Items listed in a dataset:
========================

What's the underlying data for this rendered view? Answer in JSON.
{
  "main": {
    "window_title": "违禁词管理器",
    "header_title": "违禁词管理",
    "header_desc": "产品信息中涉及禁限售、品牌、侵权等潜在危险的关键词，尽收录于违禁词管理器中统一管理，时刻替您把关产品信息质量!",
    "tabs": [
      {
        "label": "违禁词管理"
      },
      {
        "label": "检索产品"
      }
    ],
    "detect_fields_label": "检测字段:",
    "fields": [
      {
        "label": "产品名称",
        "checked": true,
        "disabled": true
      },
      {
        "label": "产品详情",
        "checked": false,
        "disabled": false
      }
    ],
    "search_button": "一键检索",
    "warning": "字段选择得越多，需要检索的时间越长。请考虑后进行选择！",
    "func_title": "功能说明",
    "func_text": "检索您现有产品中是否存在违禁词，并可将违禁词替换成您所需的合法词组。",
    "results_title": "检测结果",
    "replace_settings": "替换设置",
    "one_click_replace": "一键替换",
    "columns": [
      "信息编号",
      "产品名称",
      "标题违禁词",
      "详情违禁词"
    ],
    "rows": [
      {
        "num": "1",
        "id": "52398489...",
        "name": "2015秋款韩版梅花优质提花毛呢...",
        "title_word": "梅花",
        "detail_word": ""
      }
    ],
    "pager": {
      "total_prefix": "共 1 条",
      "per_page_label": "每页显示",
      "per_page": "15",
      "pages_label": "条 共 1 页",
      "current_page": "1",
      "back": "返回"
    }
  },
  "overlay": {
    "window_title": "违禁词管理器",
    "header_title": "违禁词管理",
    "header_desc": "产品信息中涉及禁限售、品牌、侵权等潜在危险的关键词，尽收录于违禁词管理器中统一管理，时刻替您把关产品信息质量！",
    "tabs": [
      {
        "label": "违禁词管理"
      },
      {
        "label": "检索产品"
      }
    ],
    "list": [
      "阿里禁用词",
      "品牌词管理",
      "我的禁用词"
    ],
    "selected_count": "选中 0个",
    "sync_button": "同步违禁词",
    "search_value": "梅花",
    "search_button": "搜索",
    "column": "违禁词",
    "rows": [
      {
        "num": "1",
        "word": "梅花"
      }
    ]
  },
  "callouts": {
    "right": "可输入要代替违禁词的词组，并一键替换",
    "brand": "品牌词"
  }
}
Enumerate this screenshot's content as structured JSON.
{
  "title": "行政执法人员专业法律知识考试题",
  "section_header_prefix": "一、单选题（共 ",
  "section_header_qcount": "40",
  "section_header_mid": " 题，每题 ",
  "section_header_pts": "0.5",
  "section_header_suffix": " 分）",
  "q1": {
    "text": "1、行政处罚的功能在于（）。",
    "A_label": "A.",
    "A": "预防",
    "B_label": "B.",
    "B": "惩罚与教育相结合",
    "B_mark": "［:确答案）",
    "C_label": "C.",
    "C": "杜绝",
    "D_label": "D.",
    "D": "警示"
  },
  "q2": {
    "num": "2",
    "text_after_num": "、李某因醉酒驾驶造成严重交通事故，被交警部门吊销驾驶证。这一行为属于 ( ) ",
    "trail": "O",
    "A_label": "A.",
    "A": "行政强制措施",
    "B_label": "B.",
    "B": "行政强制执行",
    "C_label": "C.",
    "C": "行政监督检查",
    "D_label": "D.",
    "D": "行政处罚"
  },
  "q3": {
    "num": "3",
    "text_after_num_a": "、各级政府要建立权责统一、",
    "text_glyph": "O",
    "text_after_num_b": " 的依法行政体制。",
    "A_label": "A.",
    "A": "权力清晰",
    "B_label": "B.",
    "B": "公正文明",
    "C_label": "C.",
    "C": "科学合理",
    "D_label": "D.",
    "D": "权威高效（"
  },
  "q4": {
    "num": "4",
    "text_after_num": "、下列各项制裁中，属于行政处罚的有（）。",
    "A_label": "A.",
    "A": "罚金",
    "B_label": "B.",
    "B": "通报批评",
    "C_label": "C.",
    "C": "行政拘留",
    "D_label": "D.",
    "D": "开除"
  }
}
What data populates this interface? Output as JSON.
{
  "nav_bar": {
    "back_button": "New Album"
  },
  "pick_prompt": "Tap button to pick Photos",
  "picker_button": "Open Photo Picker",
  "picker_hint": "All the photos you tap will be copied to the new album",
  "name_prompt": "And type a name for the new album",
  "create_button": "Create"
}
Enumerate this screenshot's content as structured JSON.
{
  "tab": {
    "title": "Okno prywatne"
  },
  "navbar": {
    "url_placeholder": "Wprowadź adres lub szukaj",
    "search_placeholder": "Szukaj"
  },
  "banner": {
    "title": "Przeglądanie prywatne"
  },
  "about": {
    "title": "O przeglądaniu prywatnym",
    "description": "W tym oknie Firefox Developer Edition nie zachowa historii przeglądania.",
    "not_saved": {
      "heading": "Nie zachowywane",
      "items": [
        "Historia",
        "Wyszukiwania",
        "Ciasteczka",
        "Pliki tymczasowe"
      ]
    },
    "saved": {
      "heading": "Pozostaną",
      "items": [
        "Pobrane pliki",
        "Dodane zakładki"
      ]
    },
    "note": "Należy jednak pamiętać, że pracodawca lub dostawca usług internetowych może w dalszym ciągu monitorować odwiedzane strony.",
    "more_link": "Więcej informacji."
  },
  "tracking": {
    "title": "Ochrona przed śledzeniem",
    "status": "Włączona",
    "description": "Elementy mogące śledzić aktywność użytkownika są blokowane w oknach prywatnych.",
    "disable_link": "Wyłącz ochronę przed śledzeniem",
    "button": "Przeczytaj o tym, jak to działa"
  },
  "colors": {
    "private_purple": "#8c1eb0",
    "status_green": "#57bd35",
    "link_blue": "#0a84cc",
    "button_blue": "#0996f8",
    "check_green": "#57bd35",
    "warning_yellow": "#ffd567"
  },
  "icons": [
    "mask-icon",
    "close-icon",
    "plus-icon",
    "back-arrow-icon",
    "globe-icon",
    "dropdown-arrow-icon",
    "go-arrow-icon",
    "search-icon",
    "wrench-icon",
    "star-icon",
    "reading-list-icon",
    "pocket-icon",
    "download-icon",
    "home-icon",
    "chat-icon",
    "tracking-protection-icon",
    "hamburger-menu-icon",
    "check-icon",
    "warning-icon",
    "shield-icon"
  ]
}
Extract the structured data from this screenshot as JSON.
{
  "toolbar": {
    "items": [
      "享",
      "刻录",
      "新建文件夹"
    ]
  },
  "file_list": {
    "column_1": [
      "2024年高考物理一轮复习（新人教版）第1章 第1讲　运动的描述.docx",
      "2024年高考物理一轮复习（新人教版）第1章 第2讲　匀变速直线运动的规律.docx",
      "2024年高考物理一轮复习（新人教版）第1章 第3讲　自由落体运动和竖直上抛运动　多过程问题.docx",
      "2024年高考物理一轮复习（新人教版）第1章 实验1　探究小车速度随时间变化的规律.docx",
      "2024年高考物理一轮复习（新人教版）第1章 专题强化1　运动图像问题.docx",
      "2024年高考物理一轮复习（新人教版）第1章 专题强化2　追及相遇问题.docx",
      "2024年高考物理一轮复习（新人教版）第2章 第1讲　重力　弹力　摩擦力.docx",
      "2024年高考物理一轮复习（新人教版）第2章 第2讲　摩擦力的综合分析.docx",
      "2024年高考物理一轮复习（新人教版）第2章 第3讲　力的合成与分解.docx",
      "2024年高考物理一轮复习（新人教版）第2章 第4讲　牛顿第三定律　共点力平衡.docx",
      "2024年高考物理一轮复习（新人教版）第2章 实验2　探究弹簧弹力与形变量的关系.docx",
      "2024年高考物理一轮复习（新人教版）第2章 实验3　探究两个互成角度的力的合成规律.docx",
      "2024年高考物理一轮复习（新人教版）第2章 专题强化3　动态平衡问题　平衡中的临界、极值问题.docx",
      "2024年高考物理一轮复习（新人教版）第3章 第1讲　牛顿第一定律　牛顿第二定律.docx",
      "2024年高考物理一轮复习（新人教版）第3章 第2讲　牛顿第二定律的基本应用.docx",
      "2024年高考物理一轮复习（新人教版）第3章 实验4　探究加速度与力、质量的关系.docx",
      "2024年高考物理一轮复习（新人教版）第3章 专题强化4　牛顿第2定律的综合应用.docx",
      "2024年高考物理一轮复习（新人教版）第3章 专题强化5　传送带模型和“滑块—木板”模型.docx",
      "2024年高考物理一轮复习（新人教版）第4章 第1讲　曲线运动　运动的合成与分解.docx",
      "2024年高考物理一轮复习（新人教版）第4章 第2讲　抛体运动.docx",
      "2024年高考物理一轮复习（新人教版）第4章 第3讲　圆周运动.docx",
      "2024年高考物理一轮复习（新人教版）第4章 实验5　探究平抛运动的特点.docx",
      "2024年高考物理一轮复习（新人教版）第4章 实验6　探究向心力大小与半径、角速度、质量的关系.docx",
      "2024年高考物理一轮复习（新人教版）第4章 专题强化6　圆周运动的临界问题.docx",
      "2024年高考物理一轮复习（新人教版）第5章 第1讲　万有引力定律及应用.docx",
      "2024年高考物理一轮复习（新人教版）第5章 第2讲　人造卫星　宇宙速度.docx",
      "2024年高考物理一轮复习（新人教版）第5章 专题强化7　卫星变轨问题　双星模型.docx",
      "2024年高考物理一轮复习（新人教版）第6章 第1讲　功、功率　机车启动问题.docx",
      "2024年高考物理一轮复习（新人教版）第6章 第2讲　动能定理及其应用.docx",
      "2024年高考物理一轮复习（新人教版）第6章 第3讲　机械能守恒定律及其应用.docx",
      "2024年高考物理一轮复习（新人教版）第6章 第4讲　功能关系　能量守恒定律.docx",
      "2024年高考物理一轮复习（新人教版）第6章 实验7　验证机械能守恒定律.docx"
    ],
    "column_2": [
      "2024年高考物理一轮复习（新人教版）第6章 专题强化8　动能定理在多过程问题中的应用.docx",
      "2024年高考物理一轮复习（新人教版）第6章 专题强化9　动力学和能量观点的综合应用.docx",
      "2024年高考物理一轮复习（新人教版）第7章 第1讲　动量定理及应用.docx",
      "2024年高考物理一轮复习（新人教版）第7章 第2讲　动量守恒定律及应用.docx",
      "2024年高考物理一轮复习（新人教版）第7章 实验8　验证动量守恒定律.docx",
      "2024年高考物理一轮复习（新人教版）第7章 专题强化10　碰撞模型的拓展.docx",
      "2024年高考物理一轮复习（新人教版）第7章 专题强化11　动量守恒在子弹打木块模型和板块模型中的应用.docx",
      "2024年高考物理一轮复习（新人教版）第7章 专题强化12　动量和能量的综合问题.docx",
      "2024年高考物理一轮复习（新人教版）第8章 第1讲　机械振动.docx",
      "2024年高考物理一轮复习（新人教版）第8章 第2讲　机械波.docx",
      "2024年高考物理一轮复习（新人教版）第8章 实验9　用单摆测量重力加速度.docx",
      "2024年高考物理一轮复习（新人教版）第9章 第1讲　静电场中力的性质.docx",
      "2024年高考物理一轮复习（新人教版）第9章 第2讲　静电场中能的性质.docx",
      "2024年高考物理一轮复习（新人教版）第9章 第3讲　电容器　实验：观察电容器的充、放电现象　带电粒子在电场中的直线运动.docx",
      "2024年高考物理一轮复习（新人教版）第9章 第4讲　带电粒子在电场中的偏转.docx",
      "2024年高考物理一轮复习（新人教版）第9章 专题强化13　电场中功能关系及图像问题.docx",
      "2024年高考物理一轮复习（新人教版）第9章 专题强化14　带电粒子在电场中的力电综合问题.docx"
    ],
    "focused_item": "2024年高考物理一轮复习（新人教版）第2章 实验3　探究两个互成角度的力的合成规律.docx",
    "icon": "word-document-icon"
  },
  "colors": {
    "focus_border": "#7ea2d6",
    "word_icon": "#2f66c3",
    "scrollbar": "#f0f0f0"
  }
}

========================

Copy each line of the listing that includes "质量的关系".

      "2024年高考物理一轮复习（新人教版）第3章 实验4　探究加速度与力、质量的关系.docx",
      "2024年高考物理一轮复习（新人教版）第4章 实验6　探究向心力大小与半径、角速度、质量的关系.docx",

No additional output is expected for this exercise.